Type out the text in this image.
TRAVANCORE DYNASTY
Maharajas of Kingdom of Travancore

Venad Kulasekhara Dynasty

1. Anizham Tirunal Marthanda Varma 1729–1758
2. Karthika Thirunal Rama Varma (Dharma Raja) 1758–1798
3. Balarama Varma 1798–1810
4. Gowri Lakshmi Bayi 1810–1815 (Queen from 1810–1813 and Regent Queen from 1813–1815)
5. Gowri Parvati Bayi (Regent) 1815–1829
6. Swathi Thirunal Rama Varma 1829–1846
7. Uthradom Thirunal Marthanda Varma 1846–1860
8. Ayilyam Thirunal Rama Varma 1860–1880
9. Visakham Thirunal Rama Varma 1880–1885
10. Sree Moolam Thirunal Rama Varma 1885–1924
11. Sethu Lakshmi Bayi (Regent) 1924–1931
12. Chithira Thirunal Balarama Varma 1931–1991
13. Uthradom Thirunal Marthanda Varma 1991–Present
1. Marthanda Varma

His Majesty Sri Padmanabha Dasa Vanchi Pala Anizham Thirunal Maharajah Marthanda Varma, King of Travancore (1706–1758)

* * *

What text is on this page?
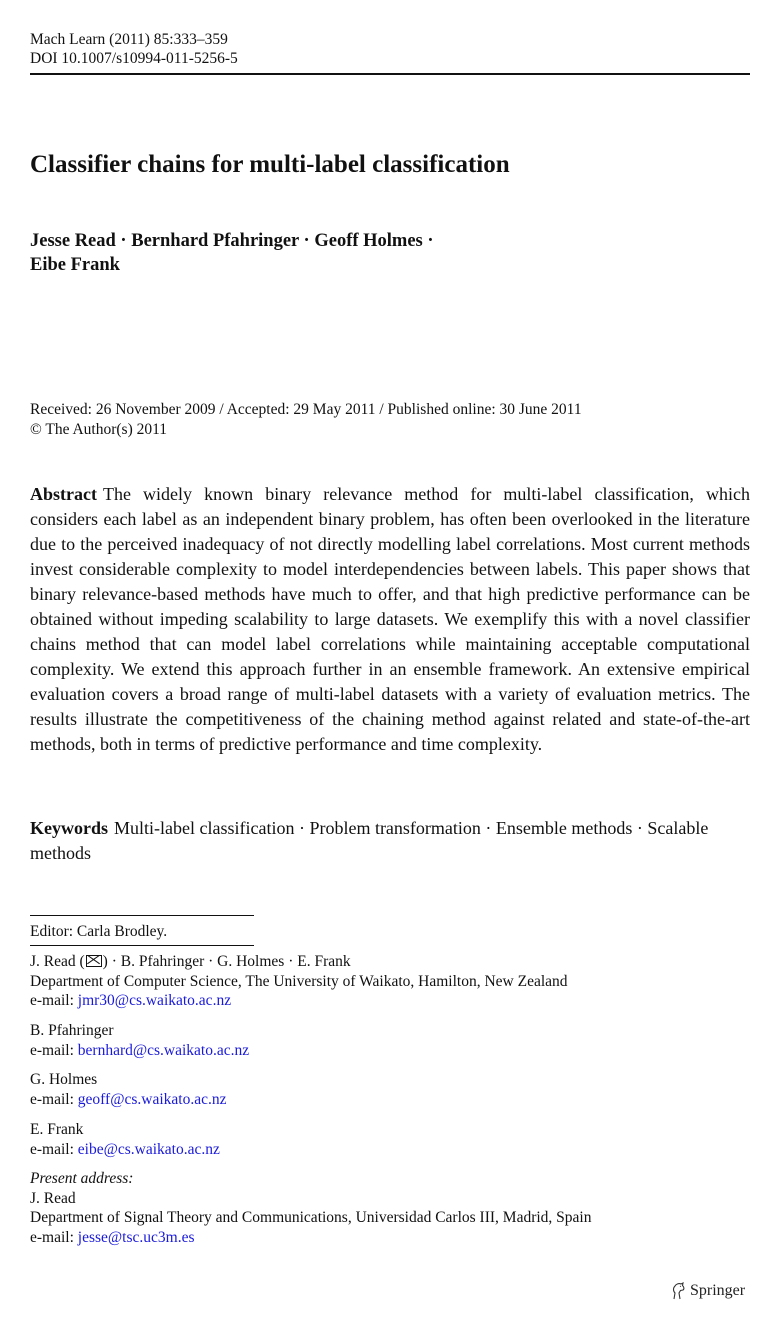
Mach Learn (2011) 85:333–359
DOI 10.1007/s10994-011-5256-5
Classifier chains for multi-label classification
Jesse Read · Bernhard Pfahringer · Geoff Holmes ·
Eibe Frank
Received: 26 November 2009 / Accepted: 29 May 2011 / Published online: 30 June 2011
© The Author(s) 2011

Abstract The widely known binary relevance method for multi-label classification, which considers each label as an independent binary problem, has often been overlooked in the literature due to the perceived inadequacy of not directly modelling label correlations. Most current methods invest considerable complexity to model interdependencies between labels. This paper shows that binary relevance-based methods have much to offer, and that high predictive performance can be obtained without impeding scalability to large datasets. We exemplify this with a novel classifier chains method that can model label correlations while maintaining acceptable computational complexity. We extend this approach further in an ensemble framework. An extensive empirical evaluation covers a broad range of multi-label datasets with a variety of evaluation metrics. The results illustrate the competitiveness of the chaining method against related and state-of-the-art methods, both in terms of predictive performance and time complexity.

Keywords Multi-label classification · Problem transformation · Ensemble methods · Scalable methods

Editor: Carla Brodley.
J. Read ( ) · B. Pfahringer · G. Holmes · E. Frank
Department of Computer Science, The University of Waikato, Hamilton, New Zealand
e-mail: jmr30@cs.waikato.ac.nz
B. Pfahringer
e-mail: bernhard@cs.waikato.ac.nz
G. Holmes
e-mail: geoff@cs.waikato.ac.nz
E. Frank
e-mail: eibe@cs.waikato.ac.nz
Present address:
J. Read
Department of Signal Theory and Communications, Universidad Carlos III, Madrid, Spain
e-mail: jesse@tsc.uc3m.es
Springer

SET EXERCISE:
Show, from the material above, each line that includes the string "Marthanda".

SOLUTION TO THE EXERCISE:
1. Anizham Tirunal Marthanda Varma 1729–1758
7. Uthradom Thirunal Marthanda Varma 1846–1860
13. Uthradom Thirunal Marthanda Varma 1991–Present
1. Marthanda Varma
His Majesty Sri Padmanabha Dasa Vanchi Pala Anizham Thirunal Maharajah Marthanda Varma, King of Travancore (1706–1758)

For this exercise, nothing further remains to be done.